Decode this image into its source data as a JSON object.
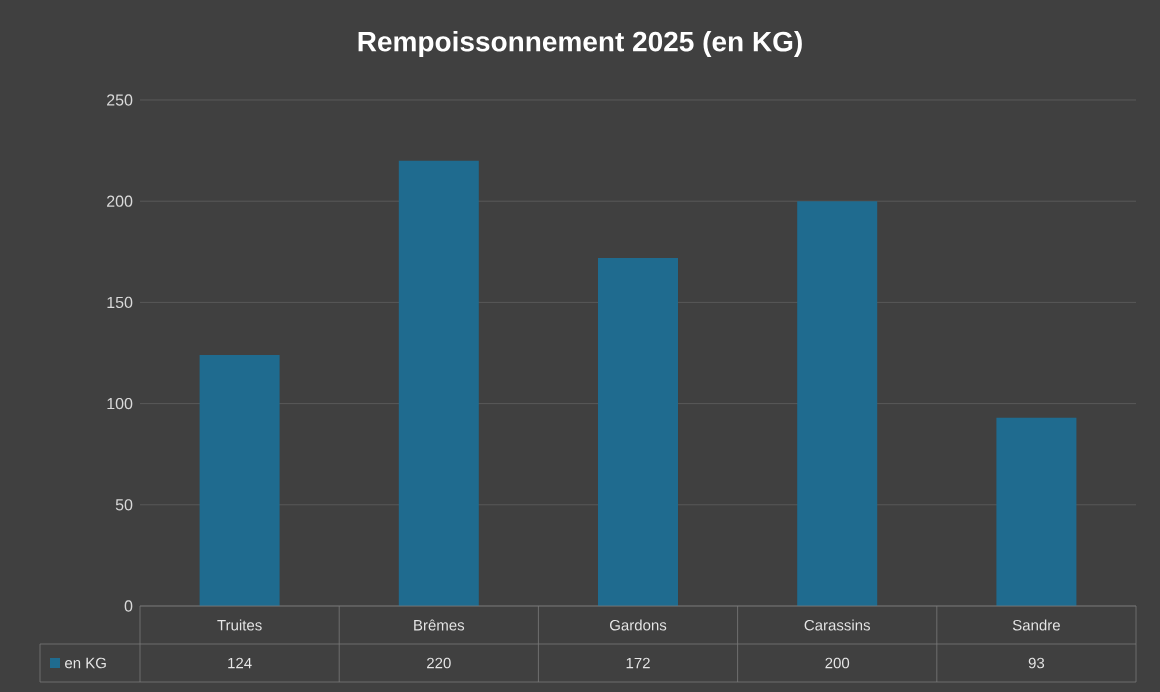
{
  "chart_data": {
    "type": "bar",
    "title": "Rempoissonnement 2025 (en KG)",
    "categories": [
      "Truites",
      "Brêmes",
      "Gardons",
      "Carassins",
      "Sandre"
    ],
    "series": [
      {
        "name": "en KG",
        "color": "#1f6b8f",
        "values": [
          124,
          220,
          172,
          200,
          93
        ]
      }
    ],
    "ylim": [
      0,
      250
    ],
    "yticks": [
      0,
      50,
      100,
      150,
      200,
      250
    ],
    "grid": "y",
    "data_labels": true,
    "legend": "bottom"
  }
}
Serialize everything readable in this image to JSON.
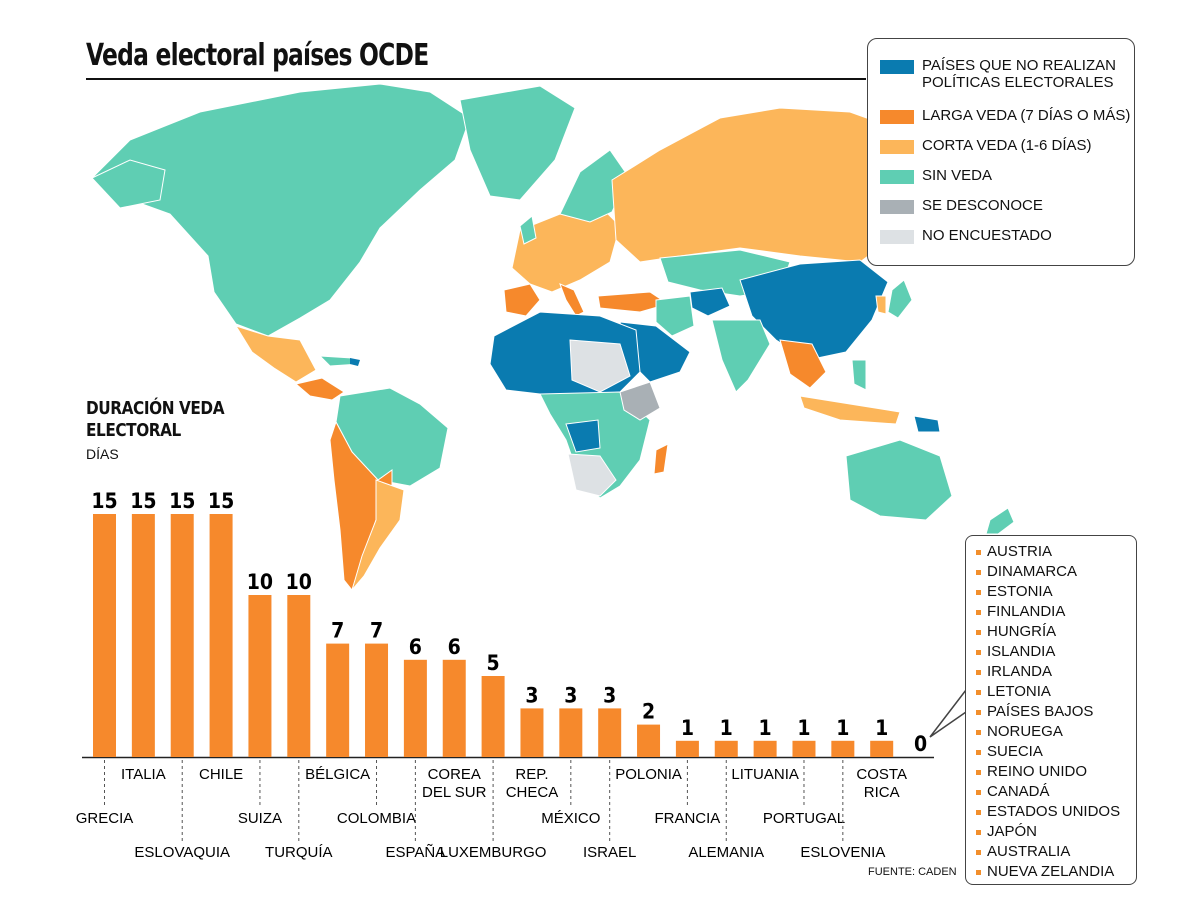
{
  "title": "Veda electoral países OCDE",
  "source": "FUENTE: CADEN",
  "colors": {
    "no_policies": "#0a7bb0",
    "long_ban": "#f6892c",
    "short_ban": "#fcb65a",
    "no_ban": "#5fceb3",
    "unknown": "#a9b0b5",
    "not_surveyed": "#dde1e4",
    "bar": "#f6892c"
  },
  "legend": [
    {
      "label": "Países que no realizan políticas electorales",
      "color_key": "no_policies"
    },
    {
      "label": "Larga veda (7 días o más)",
      "color_key": "long_ban"
    },
    {
      "label": "Corta veda (1-6 días)",
      "color_key": "short_ban"
    },
    {
      "label": "Sin veda",
      "color_key": "no_ban"
    },
    {
      "label": "Se desconoce",
      "color_key": "unknown"
    },
    {
      "label": "No encuestado",
      "color_key": "not_surveyed"
    }
  ],
  "chart_data": {
    "type": "bar",
    "title": "DURACIÓN VEDA ELECTORAL",
    "ylabel": "DÍAS",
    "categories": [
      "GRECIA",
      "ITALIA",
      "ESLOVAQUIA",
      "CHILE",
      "SUIZA",
      "TURQUÍA",
      "BÉLGICA",
      "COLOMBIA",
      "ESPAÑA",
      "COREA DEL SUR",
      "LUXEMBURGO",
      "REP. CHECA",
      "MÉXICO",
      "ISRAEL",
      "POLONIA",
      "FRANCIA",
      "ALEMANIA",
      "LITUANIA",
      "PORTUGAL",
      "ESLOVENIA",
      "COSTA RICA",
      ""
    ],
    "values": [
      15,
      15,
      15,
      15,
      10,
      10,
      7,
      7,
      6,
      6,
      5,
      3,
      3,
      3,
      2,
      1,
      1,
      1,
      1,
      1,
      1,
      0
    ],
    "ylim": [
      0,
      15
    ],
    "grid": false,
    "legend": "none"
  },
  "zero_countries": [
    "AUSTRIA",
    "DINAMARCA",
    "ESTONIA",
    "FINLANDIA",
    "HUNGRÍA",
    "ISLANDIA",
    "IRLANDA",
    "LETONIA",
    "PAÍSES BAJOS",
    "NORUEGA",
    "SUECIA",
    "REINO UNIDO",
    "CANADÁ",
    "ESTADOS UNIDOS",
    "JAPÓN",
    "AUSTRALIA",
    "NUEVA ZELANDIA"
  ]
}
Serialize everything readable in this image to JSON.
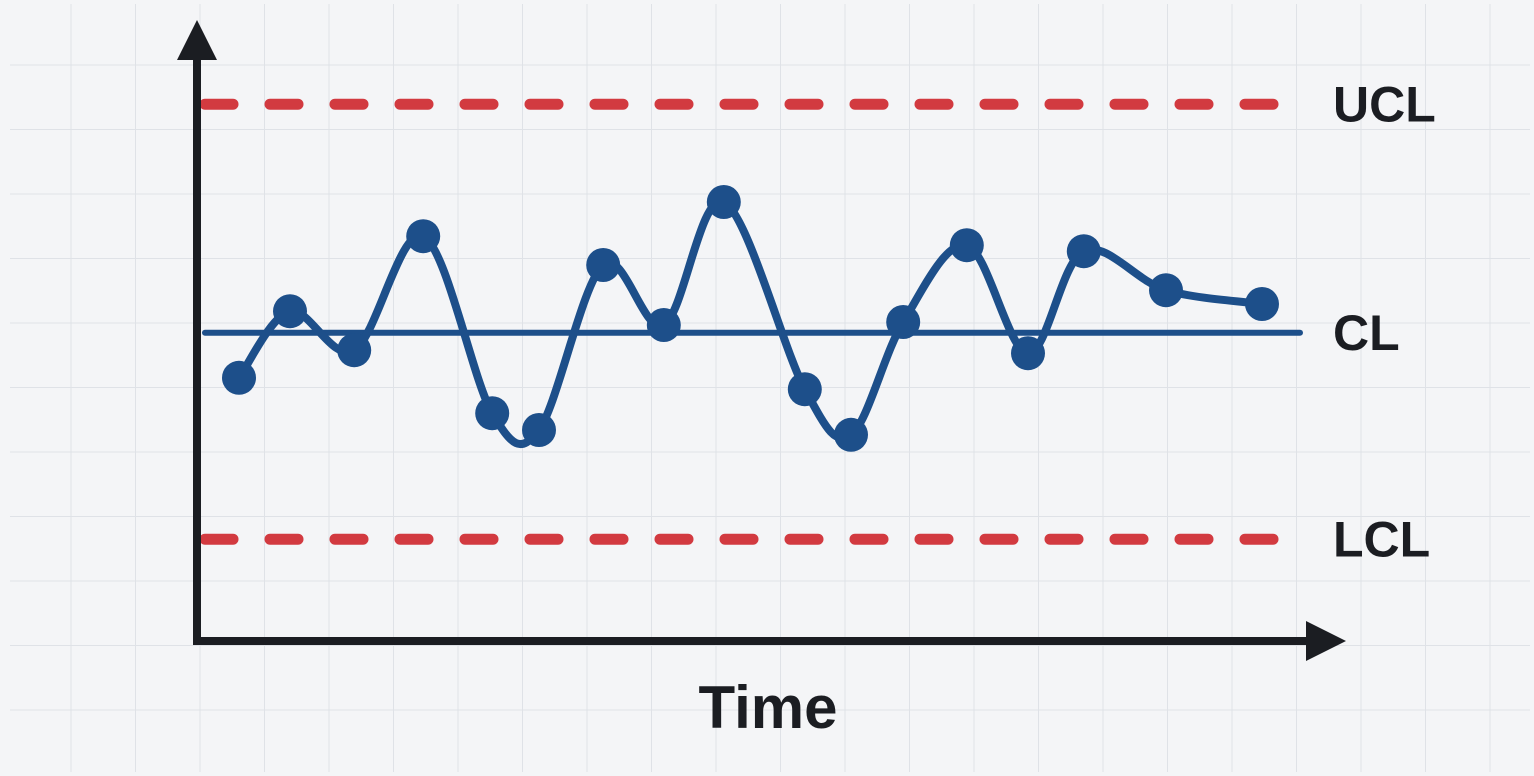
{
  "chart_data": {
    "type": "control",
    "x_label": "Time",
    "xlim": [
      0,
      19.05
    ],
    "ylim": [
      0,
      10
    ],
    "x": [
      0.7,
      1.55,
      2.62,
      3.77,
      4.92,
      5.7,
      6.77,
      7.78,
      8.78,
      10.13,
      10.9,
      11.77,
      12.83,
      13.85,
      14.78,
      16.15,
      17.75
    ],
    "values": [
      4.37,
      5.48,
      4.83,
      6.73,
      3.78,
      3.5,
      6.25,
      5.25,
      7.3,
      4.18,
      3.42,
      5.3,
      6.58,
      4.78,
      6.48,
      5.83,
      5.6
    ],
    "color": "#1d4f8a",
    "control_lines": [
      {
        "name": "UCL",
        "value": 8.93,
        "color": "#d23a40",
        "dashed": true
      },
      {
        "name": "CL",
        "value": 5.12,
        "color": "#1d4f8a",
        "dashed": false
      },
      {
        "name": "LCL",
        "value": 1.68,
        "color": "#d23a40",
        "dashed": true
      }
    ]
  }
}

**Your task:** Collect every line above that contains the word "title".

**Reply to the task:**
    "title": "Rempoissonnement 2025 (en KG)",
  "title": "Veda electoral países OCDE",
    "title": "DURACIÓN VEDA ELECTORAL",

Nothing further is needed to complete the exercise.